YOUR INSTRUCTIONS: In the listing below, locate the lines that hold "depth" and copy them.

Dataset items
──────
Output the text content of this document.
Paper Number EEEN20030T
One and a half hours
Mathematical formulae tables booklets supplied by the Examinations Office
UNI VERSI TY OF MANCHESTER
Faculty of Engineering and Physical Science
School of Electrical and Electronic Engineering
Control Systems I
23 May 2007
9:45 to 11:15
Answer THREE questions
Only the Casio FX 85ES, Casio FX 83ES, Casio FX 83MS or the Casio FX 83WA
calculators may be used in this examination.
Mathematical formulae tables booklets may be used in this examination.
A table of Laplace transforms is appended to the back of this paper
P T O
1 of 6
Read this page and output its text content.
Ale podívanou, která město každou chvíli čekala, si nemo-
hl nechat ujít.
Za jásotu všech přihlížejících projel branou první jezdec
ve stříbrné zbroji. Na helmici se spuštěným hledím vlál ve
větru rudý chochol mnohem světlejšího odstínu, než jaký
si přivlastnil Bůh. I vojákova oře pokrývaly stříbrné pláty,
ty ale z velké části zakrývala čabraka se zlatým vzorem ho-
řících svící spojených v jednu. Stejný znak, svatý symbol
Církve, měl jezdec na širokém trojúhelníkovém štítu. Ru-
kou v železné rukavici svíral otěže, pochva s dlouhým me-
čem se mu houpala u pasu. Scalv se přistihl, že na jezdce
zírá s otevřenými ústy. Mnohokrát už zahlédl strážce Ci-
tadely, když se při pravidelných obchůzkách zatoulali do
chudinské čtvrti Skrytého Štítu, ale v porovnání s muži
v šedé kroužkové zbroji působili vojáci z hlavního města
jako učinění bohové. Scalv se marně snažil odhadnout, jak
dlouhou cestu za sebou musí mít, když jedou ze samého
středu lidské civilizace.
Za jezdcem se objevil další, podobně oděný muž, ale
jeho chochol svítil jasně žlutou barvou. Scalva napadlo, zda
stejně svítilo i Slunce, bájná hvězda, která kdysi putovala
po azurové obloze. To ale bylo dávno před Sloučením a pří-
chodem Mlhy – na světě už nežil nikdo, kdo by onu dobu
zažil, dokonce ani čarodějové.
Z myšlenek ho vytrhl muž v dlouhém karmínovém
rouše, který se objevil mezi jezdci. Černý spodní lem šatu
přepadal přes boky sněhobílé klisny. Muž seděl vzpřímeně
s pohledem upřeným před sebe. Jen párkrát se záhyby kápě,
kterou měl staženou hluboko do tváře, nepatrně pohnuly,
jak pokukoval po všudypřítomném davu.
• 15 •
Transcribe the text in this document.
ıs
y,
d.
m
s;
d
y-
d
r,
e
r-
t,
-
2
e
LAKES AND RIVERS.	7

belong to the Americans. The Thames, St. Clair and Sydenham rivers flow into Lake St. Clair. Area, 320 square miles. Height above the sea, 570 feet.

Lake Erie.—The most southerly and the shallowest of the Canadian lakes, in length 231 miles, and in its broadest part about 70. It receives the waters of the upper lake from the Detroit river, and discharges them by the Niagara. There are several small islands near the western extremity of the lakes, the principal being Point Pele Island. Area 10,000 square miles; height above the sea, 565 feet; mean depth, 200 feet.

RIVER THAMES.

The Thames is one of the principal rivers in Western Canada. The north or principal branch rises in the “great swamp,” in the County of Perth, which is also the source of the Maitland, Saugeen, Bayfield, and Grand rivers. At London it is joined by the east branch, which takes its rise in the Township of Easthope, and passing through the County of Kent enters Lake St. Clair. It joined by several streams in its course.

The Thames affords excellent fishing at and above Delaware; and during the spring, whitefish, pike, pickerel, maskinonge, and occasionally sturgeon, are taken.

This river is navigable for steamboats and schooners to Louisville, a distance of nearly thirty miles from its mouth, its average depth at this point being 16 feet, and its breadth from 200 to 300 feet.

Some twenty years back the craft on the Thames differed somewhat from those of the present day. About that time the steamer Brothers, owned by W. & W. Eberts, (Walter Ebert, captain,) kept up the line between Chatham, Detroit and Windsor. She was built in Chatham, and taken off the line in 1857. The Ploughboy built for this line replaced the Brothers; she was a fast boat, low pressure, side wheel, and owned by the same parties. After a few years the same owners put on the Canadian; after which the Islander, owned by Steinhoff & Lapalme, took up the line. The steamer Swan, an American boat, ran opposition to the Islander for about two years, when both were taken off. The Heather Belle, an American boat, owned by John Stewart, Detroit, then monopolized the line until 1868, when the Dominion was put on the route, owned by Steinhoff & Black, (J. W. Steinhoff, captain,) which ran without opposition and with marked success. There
──────
SOLUTION TO THE PROBLEM:
Lake Erie.—The most southerly and the shallowest of the Canadian lakes, in length 231 miles, and in its broadest part about 70. It receives the waters of the upper lake from the Detroit river, and discharges them by the Niagara. There are several small islands near the western extremity of the lakes, the principal being Point Pele Island. Area 10,000 square miles; height above the sea, 565 feet; mean depth, 200 feet.
This river is navigable for steamboats and schooners to Louisville, a distance of nearly thirty miles from its mouth, its average depth at this point being 16 feet, and its breadth from 200 to 300 feet.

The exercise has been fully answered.